Description of the task - Would you repeat the listing exactly but omit every picture?

─── Records for processing

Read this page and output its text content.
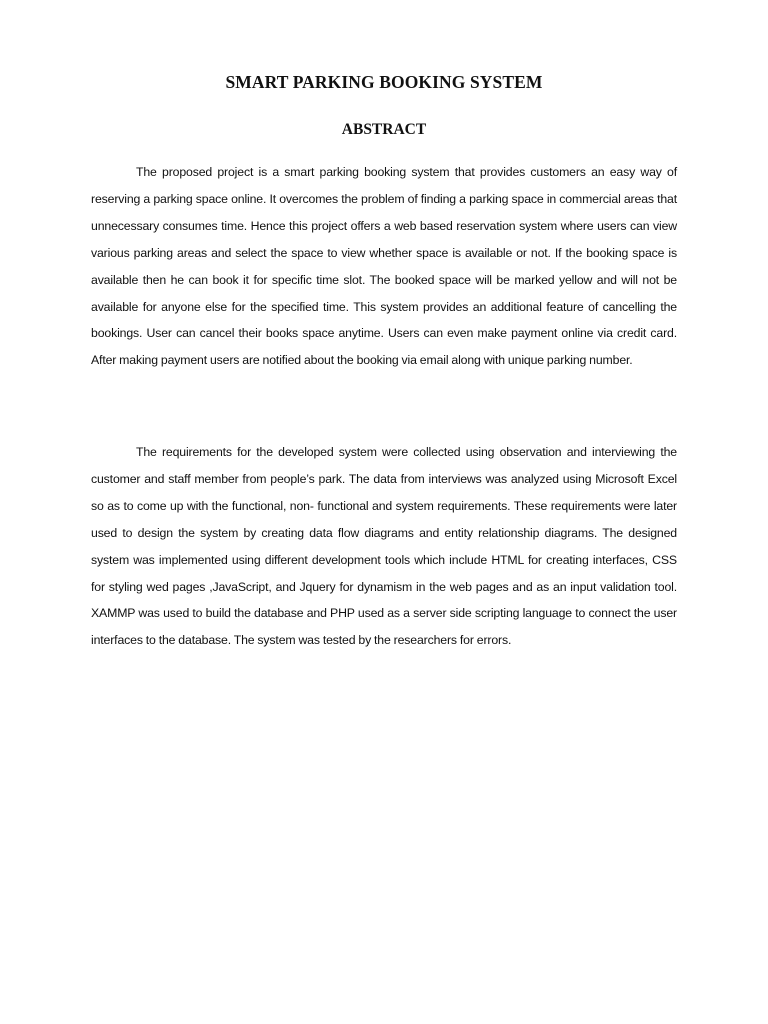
SMART PARKING BOOKING SYSTEM
ABSTRACT

The proposed project is a smart parking booking system that provides customers an easy way of reserving a parking space online. It overcomes the problem of finding a parking space in commercial areas that unnecessary consumes time. Hence this project offers a web based reservation system where users can view various parking areas and select the space to view whether space is available or not. If the booking space is available then he can book it for specific time slot. The booked space will be marked yellow and will not be available for anyone else for the specified time. This system provides an additional feature of cancelling the bookings. User can cancel their books space anytime. Users can even make payment online via credit card. After making payment users are notified about the booking via email along with unique parking number.

The requirements for the developed system were collected using observation and interviewing the customer and staff member from people’s park. The data from interviews was analyzed using Microsoft Excel so as to come up with the functional, non- functional and system requirements. These requirements were later used to design the system by creating data flow diagrams and entity relationship diagrams. The designed system was implemented using different development tools which include HTML for creating interfaces, CSS for styling wed pages ,JavaScript, and Jquery for dynamism in the web pages and as an input validation tool. XAMMP was used to build the database and PHP used as a server side scripting language to connect the user interfaces to the database. The system was tested by the researchers for errors.
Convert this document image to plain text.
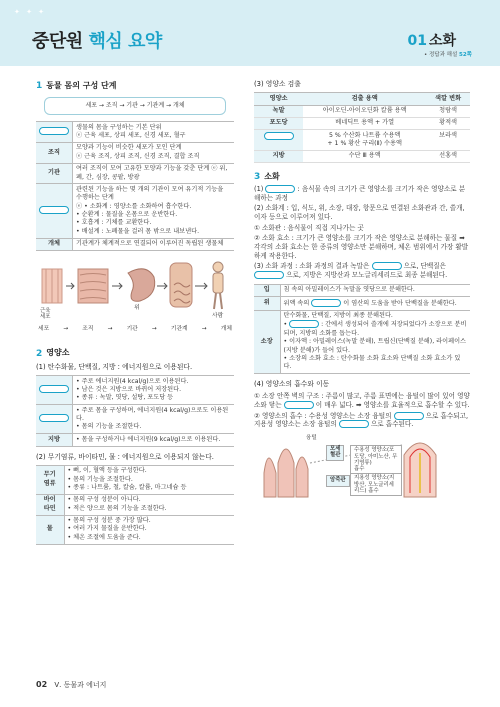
✦ ✦ ✦
중단원 핵심 요약	01 소화
• 정답과 해설 52쪽
1 동물 몸의 구성 단계
세포 → 조직 → 기관 → 기관계 → 개체
	생물의 몸을 구성하는 기본 단위
ⓔ 근육 세포, 상피 세포, 신경 세포, 혈구
조직	모양과 기능이 비슷한 세포가 모인 단계
ⓔ 근육 조직, 상피 조직, 신경 조직, 결합 조직
기관	여러 조직이 모여 고유한 모양과 기능을 갖춘 단계 ⓔ 위, 폐, 간, 심장, 콩팥, 방광
	관련된 기능을 하는 몇 개의 기관이 모여 유기적 기능을 수행하는 단계
ⓔ • 소화계 : 영양소를 소화하여 흡수한다.
• 순환계 : 물질을 온몸으로 운반한다.
• 호흡계 : 기체를 교환한다.
• 배설계 : 노폐물을 걸러 몸 밖으로 내보낸다.
개체	기관계가 체계적으로 연결되어 이루어진 독립된 생물체
근육
세포
위
사람
세포 → 조직 → 기관 → 기관계 → 개체
2 영양소
(1) 탄수화물, 단백질, 지방 : 에너지원으로 이용된다.
	• 주로 에너지원(4 kcal/g)으로 이용된다.
• 남은 것은 지방으로 바뀌어 저장된다.
• 종류 : 녹말, 엿당, 설탕, 포도당 등
	• 주로 몸을 구성하며, 에너지원(4 kcal/g)으로도 이용된다.
• 몸의 기능을 조절한다.
지방	• 몸을 구성하거나 에너지원(9 kcal/g)으로 이용된다.
(2) 무기염류, 바이타민, 물 : 에너지원으로 이용되지 않는다.
무기
염류	• 뼈, 이, 혈액 등을 구성한다.
• 몸의 기능을 조절한다.
• 종류 : 나트륨, 철, 칼슘, 칼륨, 마그네슘 등
바이
타민	• 몸의 구성 성분이 아니다.
• 적은 양으로 몸의 기능을 조절한다.
물	• 몸의 구성 성분 중 가장 많다.
• 여러 가지 물질을 운반한다.
• 체온 조절에 도움을 준다.
(3) 영양소 검출
영양소	검출 용액	색깔 변화
녹말	아이오딘-아이오딘화 칼륨 용액	청람색
포도당	베네딕트 용액 + 가열	황적색
	5 % 수산화 나트륨 수용액
+ 1 % 황산 구리(Ⅱ) 수용액	보라색
지방	수단 Ⅲ 용액	선홍색
3 소화
(1)	: 음식물 속의 크기가 큰 영양소를 크기가 작은 영양소로 분해하는 과정
(2) 소화계 : 입, 식도, 위, 소장, 대장, 항문으로 연결된 소화관과 간, 쓸개, 이자 등으로 이루어져 있다.
① 소화관 : 음식물이 직접 지나가는 곳
② 소화 효소 : 크기가 큰 영양소를 크기가 작은 영양소로 분해하는 물질 ➡ 각각의 소화 효소는 한 종류의 영양소만 분해하며, 체온 범위에서 가장 활발하게 작용한다.
(3) 소화 과정 : 소화 과정의 결과 녹말은	으로, 단백질은  으로, 지방은 지방산과 모노글리세리드로 최종 분해된다.
입	침 속의 아밀레이스가 녹말을 엿당으로 분해한다.
위	위액 속의 이 염산의 도움을 받아 단백질을 분해한다.
소장	탄수화물, 단백질, 지방이 최종 분해된다.
• : 간에서 생성되어 쓸개에 저장되었다가 소장으로 분비되며, 지방의 소화를 돕는다.
• 이자액 : 아밀레이스(녹말 분해), 트립신(단백질 분해), 라이페이스(지방 분해)가 들어 있다.
• 소장의 소화 효소 : 탄수화물 소화 효소와 단백질 소화 효소가 있다.
(4) 영양소의 흡수와 이동
① 소장 안쪽 벽의 구조 : 주름이 많고, 주름 표면에는 융털이 많이 있어 영양소와 닿는	이 매우 넓다. ➡ 영양소를 효율적으로 흡수할 수 있다.
② 영양소의 흡수 : 수용성 영양소는 소장 융털의	으로 흡수되고, 지용성 영양소는 소장 융털의	으로 흡수된다.
융털
모세
혈관
수용성 영양소(포도당, 아미노산, 무기염류)
흡수
암죽관	지용성 영양소(지방산, 모노글리세리드) 흡수
02 Ⅴ. 동물과 에너지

──────

Solution to the exercise -
Read this page and output its text content.
SMART PARKING BOOKING SYSTEM
ABSTRACT

The proposed project is a smart parking booking system that provides customers an easy way of reserving a parking space online. It overcomes the problem of finding a parking space in commercial areas that unnecessary consumes time. Hence this project offers a web based reservation system where users can view various parking areas and select the space to view whether space is available or not. If the booking space is available then he can book it for specific time slot. The booked space will be marked yellow and will not be available for anyone else for the specified time. This system provides an additional feature of cancelling the bookings. User can cancel their books space anytime. Users can even make payment online via credit card. After making payment users are notified about the booking via email along with unique parking number.

The requirements for the developed system were collected using observation and interviewing the customer and staff member from people’s park. The data from interviews was analyzed using Microsoft Excel so as to come up with the functional, non- functional and system requirements. These requirements were later used to design the system by creating data flow diagrams and entity relationship diagrams. The designed system was implemented using different development tools which include HTML for creating interfaces, CSS for styling wed pages ,JavaScript, and Jquery for dynamism in the web pages and as an input validation tool. XAMMP was used to build the database and PHP used as a server side scripting language to connect the user interfaces to the database. The system was tested by the researchers for errors.
Convert this document image to plain text.
✦ ✦ ✦
중단원 핵심 요약	01 소화
• 정답과 해설 52쪽
1 동물 몸의 구성 단계
세포 → 조직 → 기관 → 기관계 → 개체
	생물의 몸을 구성하는 기본 단위
ⓔ 근육 세포, 상피 세포, 신경 세포, 혈구
조직	모양과 기능이 비슷한 세포가 모인 단계
ⓔ 근육 조직, 상피 조직, 신경 조직, 결합 조직
기관	여러 조직이 모여 고유한 모양과 기능을 갖춘 단계 ⓔ 위, 폐, 간, 심장, 콩팥, 방광
	관련된 기능을 하는 몇 개의 기관이 모여 유기적 기능을 수행하는 단계
ⓔ • 소화계 : 영양소를 소화하여 흡수한다.
• 순환계 : 물질을 온몸으로 운반한다.
• 호흡계 : 기체를 교환한다.
• 배설계 : 노폐물을 걸러 몸 밖으로 내보낸다.
개체	기관계가 체계적으로 연결되어 이루어진 독립된 생물체
근육
세포
위
사람
세포 → 조직 → 기관 → 기관계 → 개체
2 영양소
(1) 탄수화물, 단백질, 지방 : 에너지원으로 이용된다.
	• 주로 에너지원(4 kcal/g)으로 이용된다.
• 남은 것은 지방으로 바뀌어 저장된다.
• 종류 : 녹말, 엿당, 설탕, 포도당 등
	• 주로 몸을 구성하며, 에너지원(4 kcal/g)으로도 이용된다.
• 몸의 기능을 조절한다.
지방	• 몸을 구성하거나 에너지원(9 kcal/g)으로 이용된다.
(2) 무기염류, 바이타민, 물 : 에너지원으로 이용되지 않는다.
무기
염류	• 뼈, 이, 혈액 등을 구성한다.
• 몸의 기능을 조절한다.
• 종류 : 나트륨, 철, 칼슘, 칼륨, 마그네슘 등
바이
타민	• 몸의 구성 성분이 아니다.
• 적은 양으로 몸의 기능을 조절한다.
물	• 몸의 구성 성분 중 가장 많다.
• 여러 가지 물질을 운반한다.
• 체온 조절에 도움을 준다.
(3) 영양소 검출
영양소	검출 용액	색깔 변화
녹말	아이오딘-아이오딘화 칼륨 용액	청람색
포도당	베네딕트 용액 + 가열	황적색
	5 % 수산화 나트륨 수용액
+ 1 % 황산 구리(Ⅱ) 수용액	보라색
지방	수단 Ⅲ 용액	선홍색
3 소화
(1)	: 음식물 속의 크기가 큰 영양소를 크기가 작은 영양소로 분해하는 과정
(2) 소화계 : 입, 식도, 위, 소장, 대장, 항문으로 연결된 소화관과 간, 쓸개, 이자 등으로 이루어져 있다.
① 소화관 : 음식물이 직접 지나가는 곳
② 소화 효소 : 크기가 큰 영양소를 크기가 작은 영양소로 분해하는 물질 ➡ 각각의 소화 효소는 한 종류의 영양소만 분해하며, 체온 범위에서 가장 활발하게 작용한다.
(3) 소화 과정 : 소화 과정의 결과 녹말은	으로, 단백질은  으로, 지방은 지방산과 모노글리세리드로 최종 분해된다.
입	침 속의 아밀레이스가 녹말을 엿당으로 분해한다.
위	위액 속의 이 염산의 도움을 받아 단백질을 분해한다.
소장	탄수화물, 단백질, 지방이 최종 분해된다.
• : 간에서 생성되어 쓸개에 저장되었다가 소장으로 분비되며, 지방의 소화를 돕는다.
• 이자액 : 아밀레이스(녹말 분해), 트립신(단백질 분해), 라이페이스(지방 분해)가 들어 있다.
• 소장의 소화 효소 : 탄수화물 소화 효소와 단백질 소화 효소가 있다.
(4) 영양소의 흡수와 이동
① 소장 안쪽 벽의 구조 : 주름이 많고, 주름 표면에는 융털이 많이 있어 영양소와 닿는	이 매우 넓다. ➡ 영양소를 효율적으로 흡수할 수 있다.
② 영양소의 흡수 : 수용성 영양소는 소장 융털의	으로 흡수되고, 지용성 영양소는 소장 융털의	으로 흡수된다.
융털
모세
혈관
수용성 영양소(포도당, 아미노산, 무기염류)
흡수
암죽관	지용성 영양소(지방산, 모노글리세리드) 흡수
02 Ⅴ. 동물과 에너지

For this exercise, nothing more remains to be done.